Stored dataset items:
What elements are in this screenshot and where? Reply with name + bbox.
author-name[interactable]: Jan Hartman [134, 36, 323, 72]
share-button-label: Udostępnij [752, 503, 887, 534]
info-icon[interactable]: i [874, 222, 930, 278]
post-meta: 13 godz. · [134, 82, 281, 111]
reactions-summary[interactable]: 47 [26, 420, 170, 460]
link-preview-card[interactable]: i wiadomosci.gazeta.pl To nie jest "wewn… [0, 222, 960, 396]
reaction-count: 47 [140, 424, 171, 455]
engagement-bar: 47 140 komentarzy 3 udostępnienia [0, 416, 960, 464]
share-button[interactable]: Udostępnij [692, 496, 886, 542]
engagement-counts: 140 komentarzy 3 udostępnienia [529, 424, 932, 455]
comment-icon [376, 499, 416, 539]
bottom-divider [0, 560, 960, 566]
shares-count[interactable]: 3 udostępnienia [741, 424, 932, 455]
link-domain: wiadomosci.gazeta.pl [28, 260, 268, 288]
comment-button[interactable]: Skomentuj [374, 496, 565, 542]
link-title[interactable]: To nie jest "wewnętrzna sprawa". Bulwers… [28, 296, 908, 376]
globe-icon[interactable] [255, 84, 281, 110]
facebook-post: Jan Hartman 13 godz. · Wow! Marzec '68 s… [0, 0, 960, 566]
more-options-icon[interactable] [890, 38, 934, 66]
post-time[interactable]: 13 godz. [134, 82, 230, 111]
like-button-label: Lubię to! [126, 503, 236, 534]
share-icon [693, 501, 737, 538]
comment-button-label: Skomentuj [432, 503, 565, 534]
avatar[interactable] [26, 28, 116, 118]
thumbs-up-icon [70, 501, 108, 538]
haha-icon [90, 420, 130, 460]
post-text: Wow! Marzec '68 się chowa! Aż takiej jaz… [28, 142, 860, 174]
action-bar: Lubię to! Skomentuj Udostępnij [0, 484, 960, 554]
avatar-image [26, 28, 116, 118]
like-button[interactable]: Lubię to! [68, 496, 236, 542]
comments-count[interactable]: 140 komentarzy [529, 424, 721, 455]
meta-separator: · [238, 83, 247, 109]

:: What needs to be done ::
Please rewrite the material from its start up to and including the line with "reaction-count: 47 [140, 424, 171, 455]", changing "info-icon" to "information-icon" and leaving everything else the same.

:: Exercise answer ::
What elements are in this screenshot and where? Reply with name + bbox.
author-name[interactable]: Jan Hartman [134, 36, 323, 72]
share-button-label: Udostępnij [752, 503, 887, 534]
information-icon[interactable]: i [874, 222, 930, 278]
post-meta: 13 godz. · [134, 82, 281, 111]
reactions-summary[interactable]: 47 [26, 420, 170, 460]
link-preview-card[interactable]: i wiadomosci.gazeta.pl To nie jest "wewn… [0, 222, 960, 396]
reaction-count: 47 [140, 424, 171, 455]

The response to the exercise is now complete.